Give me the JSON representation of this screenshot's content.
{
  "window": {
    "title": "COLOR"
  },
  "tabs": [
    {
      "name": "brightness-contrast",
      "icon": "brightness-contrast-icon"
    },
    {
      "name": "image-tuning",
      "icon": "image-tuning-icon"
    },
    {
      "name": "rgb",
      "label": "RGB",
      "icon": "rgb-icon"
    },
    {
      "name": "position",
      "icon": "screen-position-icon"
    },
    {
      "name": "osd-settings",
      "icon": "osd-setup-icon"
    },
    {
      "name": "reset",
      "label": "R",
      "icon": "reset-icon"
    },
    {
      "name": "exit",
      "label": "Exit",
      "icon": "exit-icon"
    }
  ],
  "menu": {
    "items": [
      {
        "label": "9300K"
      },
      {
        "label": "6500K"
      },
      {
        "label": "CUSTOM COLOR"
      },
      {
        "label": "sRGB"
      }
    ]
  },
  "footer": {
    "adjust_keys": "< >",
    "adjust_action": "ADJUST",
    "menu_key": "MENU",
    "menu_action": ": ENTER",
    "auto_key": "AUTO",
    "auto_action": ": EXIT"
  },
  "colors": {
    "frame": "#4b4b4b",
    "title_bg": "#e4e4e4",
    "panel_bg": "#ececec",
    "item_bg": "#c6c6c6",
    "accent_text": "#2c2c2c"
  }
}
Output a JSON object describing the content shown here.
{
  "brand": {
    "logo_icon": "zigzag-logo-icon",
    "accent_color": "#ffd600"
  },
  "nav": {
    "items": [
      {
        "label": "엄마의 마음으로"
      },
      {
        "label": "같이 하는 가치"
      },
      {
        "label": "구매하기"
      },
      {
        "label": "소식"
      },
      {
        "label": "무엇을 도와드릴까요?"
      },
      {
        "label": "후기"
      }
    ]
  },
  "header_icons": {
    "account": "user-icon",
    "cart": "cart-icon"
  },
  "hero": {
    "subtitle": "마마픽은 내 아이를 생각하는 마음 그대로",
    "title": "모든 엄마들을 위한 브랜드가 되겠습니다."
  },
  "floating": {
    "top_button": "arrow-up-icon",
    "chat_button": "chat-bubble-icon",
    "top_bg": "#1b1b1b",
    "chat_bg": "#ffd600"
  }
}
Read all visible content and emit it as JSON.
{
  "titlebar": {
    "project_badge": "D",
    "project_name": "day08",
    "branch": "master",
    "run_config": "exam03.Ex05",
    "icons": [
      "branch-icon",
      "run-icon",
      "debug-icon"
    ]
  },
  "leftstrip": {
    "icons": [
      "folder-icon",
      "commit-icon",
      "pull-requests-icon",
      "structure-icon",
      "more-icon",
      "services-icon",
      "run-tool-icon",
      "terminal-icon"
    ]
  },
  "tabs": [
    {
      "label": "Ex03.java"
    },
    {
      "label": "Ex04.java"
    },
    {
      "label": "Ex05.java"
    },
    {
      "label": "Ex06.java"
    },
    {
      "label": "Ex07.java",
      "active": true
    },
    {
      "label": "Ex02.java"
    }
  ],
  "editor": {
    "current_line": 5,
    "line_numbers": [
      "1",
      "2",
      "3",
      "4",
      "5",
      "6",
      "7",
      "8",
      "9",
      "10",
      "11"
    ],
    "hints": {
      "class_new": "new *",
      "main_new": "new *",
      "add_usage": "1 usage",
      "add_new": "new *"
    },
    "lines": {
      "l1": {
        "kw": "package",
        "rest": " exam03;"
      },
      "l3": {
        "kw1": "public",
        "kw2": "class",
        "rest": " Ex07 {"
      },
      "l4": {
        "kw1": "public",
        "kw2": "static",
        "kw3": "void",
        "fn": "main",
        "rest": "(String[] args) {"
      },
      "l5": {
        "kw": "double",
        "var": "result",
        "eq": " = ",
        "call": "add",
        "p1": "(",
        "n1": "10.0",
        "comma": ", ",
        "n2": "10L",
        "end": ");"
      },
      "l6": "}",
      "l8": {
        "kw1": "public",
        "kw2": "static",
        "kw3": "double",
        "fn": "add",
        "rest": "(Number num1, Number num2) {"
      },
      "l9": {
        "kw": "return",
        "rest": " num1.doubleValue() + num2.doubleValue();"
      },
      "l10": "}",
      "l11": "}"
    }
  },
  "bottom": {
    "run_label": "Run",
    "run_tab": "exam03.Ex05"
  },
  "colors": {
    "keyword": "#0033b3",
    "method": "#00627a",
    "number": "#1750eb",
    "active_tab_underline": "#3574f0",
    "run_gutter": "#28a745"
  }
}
####
**WHAT IS EXPECTED**
Which lines hold the word "brightness"? Show each one.

**SOLVED PROBLEM**
      "name": "brightness-contrast",
      "icon": "brightness-contrast-icon"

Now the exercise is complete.